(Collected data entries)
######

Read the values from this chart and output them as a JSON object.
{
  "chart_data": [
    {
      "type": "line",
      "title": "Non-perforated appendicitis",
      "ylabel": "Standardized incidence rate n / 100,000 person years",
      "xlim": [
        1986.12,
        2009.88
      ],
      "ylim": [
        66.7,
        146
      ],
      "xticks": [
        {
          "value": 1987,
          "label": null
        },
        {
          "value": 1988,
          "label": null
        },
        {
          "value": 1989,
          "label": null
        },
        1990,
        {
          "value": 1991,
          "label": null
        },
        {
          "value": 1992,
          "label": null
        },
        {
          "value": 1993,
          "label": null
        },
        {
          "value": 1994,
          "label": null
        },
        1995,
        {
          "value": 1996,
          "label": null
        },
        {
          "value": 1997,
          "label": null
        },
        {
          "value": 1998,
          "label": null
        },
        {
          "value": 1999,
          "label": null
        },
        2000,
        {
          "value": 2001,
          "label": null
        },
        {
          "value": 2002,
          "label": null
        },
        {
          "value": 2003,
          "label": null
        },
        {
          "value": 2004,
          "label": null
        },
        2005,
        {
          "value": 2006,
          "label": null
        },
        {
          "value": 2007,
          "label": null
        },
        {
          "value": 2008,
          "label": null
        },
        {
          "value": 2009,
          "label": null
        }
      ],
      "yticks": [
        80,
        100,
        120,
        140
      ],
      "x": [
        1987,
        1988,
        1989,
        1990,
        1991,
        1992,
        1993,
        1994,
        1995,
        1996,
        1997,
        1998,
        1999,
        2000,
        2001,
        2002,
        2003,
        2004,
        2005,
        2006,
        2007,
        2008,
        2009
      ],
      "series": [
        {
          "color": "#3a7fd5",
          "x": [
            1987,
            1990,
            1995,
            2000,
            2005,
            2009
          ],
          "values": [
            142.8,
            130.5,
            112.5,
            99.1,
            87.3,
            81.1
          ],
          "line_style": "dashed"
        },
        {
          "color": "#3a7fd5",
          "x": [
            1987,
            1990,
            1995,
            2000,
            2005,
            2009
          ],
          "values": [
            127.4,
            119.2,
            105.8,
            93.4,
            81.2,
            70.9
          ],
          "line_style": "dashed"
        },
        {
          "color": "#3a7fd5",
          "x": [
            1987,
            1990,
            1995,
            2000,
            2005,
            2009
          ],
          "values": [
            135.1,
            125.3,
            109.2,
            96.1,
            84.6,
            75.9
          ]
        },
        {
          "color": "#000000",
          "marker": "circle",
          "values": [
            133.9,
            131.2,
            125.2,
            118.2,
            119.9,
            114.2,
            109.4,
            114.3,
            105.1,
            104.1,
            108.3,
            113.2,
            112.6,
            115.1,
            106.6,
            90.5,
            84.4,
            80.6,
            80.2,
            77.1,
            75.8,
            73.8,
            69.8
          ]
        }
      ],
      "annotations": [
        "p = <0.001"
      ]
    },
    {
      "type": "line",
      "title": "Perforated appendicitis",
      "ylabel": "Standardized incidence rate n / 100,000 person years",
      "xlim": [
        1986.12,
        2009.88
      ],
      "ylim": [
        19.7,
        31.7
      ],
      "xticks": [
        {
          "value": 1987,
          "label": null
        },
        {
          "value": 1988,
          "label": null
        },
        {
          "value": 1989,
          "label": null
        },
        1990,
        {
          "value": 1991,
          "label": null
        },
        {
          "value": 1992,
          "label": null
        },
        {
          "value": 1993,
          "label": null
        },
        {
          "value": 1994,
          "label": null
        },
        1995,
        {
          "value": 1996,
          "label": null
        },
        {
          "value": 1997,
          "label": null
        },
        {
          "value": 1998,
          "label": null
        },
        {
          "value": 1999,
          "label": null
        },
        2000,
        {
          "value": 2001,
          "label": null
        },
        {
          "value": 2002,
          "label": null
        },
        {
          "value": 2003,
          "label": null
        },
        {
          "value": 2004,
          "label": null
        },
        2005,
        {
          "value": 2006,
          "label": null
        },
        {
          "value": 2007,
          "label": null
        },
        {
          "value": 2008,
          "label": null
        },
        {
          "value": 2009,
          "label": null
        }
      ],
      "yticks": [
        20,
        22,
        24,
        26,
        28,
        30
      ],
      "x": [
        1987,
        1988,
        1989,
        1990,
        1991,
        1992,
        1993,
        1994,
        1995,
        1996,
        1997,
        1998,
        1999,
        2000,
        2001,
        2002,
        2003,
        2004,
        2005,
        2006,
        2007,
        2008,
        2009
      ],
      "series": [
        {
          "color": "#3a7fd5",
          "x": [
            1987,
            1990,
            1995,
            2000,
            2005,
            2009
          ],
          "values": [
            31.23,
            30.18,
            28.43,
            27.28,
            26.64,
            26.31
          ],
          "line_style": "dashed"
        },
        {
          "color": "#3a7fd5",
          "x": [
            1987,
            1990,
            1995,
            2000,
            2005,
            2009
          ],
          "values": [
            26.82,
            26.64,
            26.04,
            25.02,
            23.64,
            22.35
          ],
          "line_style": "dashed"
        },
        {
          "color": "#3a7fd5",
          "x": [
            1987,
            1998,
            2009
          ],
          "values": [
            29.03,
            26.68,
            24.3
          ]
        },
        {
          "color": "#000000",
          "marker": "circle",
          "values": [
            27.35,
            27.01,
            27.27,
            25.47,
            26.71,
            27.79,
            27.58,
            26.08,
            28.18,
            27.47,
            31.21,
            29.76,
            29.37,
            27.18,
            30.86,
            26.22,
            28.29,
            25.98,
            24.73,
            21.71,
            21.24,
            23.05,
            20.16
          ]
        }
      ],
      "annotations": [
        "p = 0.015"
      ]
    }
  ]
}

######

- [What needs to be done] Exactly as written above, please repeat the entries.

- [Full response]
Read the values from this chart and output them as a JSON object.
{
  "chart_data": [
    {
      "type": "line",
      "title": "Non-perforated appendicitis",
      "ylabel": "Standardized incidence rate n / 100,000 person years",
      "xlim": [
        1986.12,
        2009.88
      ],
      "ylim": [
        66.7,
        146
      ],
      "xticks": [
        {
          "value": 1987,
          "label": null
        },
        {
          "value": 1988,
          "label": null
        },
        {
          "value": 1989,
          "label": null
        },
        1990,
        {
          "value": 1991,
          "label": null
        },
        {
          "value": 1992,
          "label": null
        },
        {
          "value": 1993,
          "label": null
        },
        {
          "value": 1994,
          "label": null
        },
        1995,
        {
          "value": 1996,
          "label": null
        },
        {
          "value": 1997,
          "label": null
        },
        {
          "value": 1998,
          "label": null
        },
        {
          "value": 1999,
          "label": null
        },
        2000,
        {
          "value": 2001,
          "label": null
        },
        {
          "value": 2002,
          "label": null
        },
        {
          "value": 2003,
          "label": null
        },
        {
          "value": 2004,
          "label": null
        },
        2005,
        {
          "value": 2006,
          "label": null
        },
        {
          "value": 2007,
          "label": null
        },
        {
          "value": 2008,
          "label": null
        },
        {
          "value": 2009,
          "label": null
        }
      ],
      "yticks": [
        80,
        100,
        120,
        140
      ],
      "x": [
        1987,
        1988,
        1989,
        1990,
        1991,
        1992,
        1993,
        1994,
        1995,
        1996,
        1997,
        1998,
        1999,
        2000,
        2001,
        2002,
        2003,
        2004,
        2005,
        2006,
        2007,
        2008,
        2009
      ],
      "series": [
        {
          "color": "#3a7fd5",
          "x": [
            1987,
            1990,
            1995,
            2000,
            2005,
            2009
          ],
          "values": [
            142.8,
            130.5,
            112.5,
            99.1,
            87.3,
            81.1
          ],
          "line_style": "dashed"
        },
        {
          "color": "#3a7fd5",
          "x": [
            1987,
            1990,
            1995,
            2000,
            2005,
            2009
          ],
          "values": [
            127.4,
            119.2,
            105.8,
            93.4,
            81.2,
            70.9
          ],
          "line_style": "dashed"
        },
        {
          "color": "#3a7fd5",
          "x": [
            1987,
            1990,
            1995,
            2000,
            2005,
            2009
          ],
          "values": [
            135.1,
            125.3,
            109.2,
            96.1,
            84.6,
            75.9
          ]
        },
        {
          "color": "#000000",
          "marker": "circle",
          "values": [
            133.9,
            131.2,
            125.2,
            118.2,
            119.9,
            114.2,
            109.4,
            114.3,
            105.1,
            104.1,
            108.3,
            113.2,
            112.6,
            115.1,
            106.6,
            90.5,
            84.4,
            80.6,
            80.2,
            77.1,
            75.8,
            73.8,
            69.8
          ]
        }
      ],
      "annotations": [
        "p = <0.001"
      ]
    },
    {
      "type": "line",
      "title": "Perforated appendicitis",
      "ylabel": "Standardized incidence rate n / 100,000 person years",
      "xlim": [
        1986.12,
        2009.88
      ],
      "ylim": [
        19.7,
        31.7
      ],
      "xticks": [
        {
          "value": 1987,
          "label": null
        },
        {
          "value": 1988,
          "label": null
        },
        {
          "value": 1989,
          "label": null
        },
        1990,
        {
          "value": 1991,
          "label": null
        },
        {
          "value": 1992,
          "label": null
        },
        {
          "value": 1993,
          "label": null
        },
        {
          "value": 1994,
          "label": null
        },
        1995,
        {
          "value": 1996,
          "label": null
        },
        {
          "value": 1997,
          "label": null
        },
        {
          "value": 1998,
          "label": null
        },
        {
          "value": 1999,
          "label": null
        },
        2000,
        {
          "value": 2001,
          "label": null
        },
        {
          "value": 2002,
          "label": null
        },
        {
          "value": 2003,
          "label": null
        },
        {
          "value": 2004,
          "label": null
        },
        2005,
        {
          "value": 2006,
          "label": null
        },
        {
          "value": 2007,
          "label": null
        },
        {
          "value": 2008,
          "label": null
        },
        {
          "value": 2009,
          "label": null
        }
      ],
      "yticks": [
        20,
        22,
        24,
        26,
        28,
        30
      ],
      "x": [
        1987,
        1988,
        1989,
        1990,
        1991,
        1992,
        1993,
        1994,
        1995,
        1996,
        1997,
        1998,
        1999,
        2000,
        2001,
        2002,
        2003,
        2004,
        2005,
        2006,
        2007,
        2008,
        2009
      ],
      "series": [
        {
          "color": "#3a7fd5",
          "x": [
            1987,
            1990,
            1995,
            2000,
            2005,
            2009
          ],
          "values": [
            31.23,
            30.18,
            28.43,
            27.28,
            26.64,
            26.31
          ],
          "line_style": "dashed"
        },
        {
          "color": "#3a7fd5",
          "x": [
            1987,
            1990,
            1995,
            2000,
            2005,
            2009
          ],
          "values": [
            26.82,
            26.64,
            26.04,
            25.02,
            23.64,
            22.35
          ],
          "line_style": "dashed"
        },
        {
          "color": "#3a7fd5",
          "x": [
            1987,
            1998,
            2009
          ],
          "values": [
            29.03,
            26.68,
            24.3
          ]
        },
        {
          "color": "#000000",
          "marker": "circle",
          "values": [
            27.35,
            27.01,
            27.27,
            25.47,
            26.71,
            27.79,
            27.58,
            26.08,
            28.18,
            27.47,
            31.21,
            29.76,
            29.37,
            27.18,
            30.86,
            26.22,
            28.29,
            25.98,
            24.73,
            21.71,
            21.24,
            23.05,
            20.16
          ]
        }
      ],
      "annotations": [
        "p = 0.015"
      ]
    }
  ]
}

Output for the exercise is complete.